▸ **Problem to work on**: In the listing below, find every line that contains the string "play" and copy each one.

========================================

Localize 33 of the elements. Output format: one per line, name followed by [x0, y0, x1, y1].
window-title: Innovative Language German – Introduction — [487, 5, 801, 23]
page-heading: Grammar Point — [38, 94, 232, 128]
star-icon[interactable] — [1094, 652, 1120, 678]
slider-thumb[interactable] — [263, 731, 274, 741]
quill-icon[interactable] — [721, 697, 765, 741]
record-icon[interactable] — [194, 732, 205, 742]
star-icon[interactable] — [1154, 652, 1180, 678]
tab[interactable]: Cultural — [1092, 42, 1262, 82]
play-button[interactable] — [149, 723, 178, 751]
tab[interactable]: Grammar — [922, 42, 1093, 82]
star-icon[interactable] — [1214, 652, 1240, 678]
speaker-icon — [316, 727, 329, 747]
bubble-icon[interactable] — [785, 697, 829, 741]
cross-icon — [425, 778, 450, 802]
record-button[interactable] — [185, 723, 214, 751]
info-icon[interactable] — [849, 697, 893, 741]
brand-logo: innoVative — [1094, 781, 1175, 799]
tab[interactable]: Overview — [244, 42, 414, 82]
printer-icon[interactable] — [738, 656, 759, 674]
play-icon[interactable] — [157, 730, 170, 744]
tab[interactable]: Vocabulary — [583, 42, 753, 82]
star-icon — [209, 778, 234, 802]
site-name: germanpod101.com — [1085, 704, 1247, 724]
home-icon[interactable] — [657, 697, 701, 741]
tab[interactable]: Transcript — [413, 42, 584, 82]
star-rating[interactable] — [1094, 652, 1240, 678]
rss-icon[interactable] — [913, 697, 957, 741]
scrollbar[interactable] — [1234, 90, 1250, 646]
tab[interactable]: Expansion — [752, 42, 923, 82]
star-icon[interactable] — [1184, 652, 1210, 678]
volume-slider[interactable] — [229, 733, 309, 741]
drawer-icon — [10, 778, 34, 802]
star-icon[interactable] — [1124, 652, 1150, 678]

========================================

▸ **Task answer**:
play-button[interactable] — [149, 723, 178, 751]
play-icon[interactable] — [157, 730, 170, 744]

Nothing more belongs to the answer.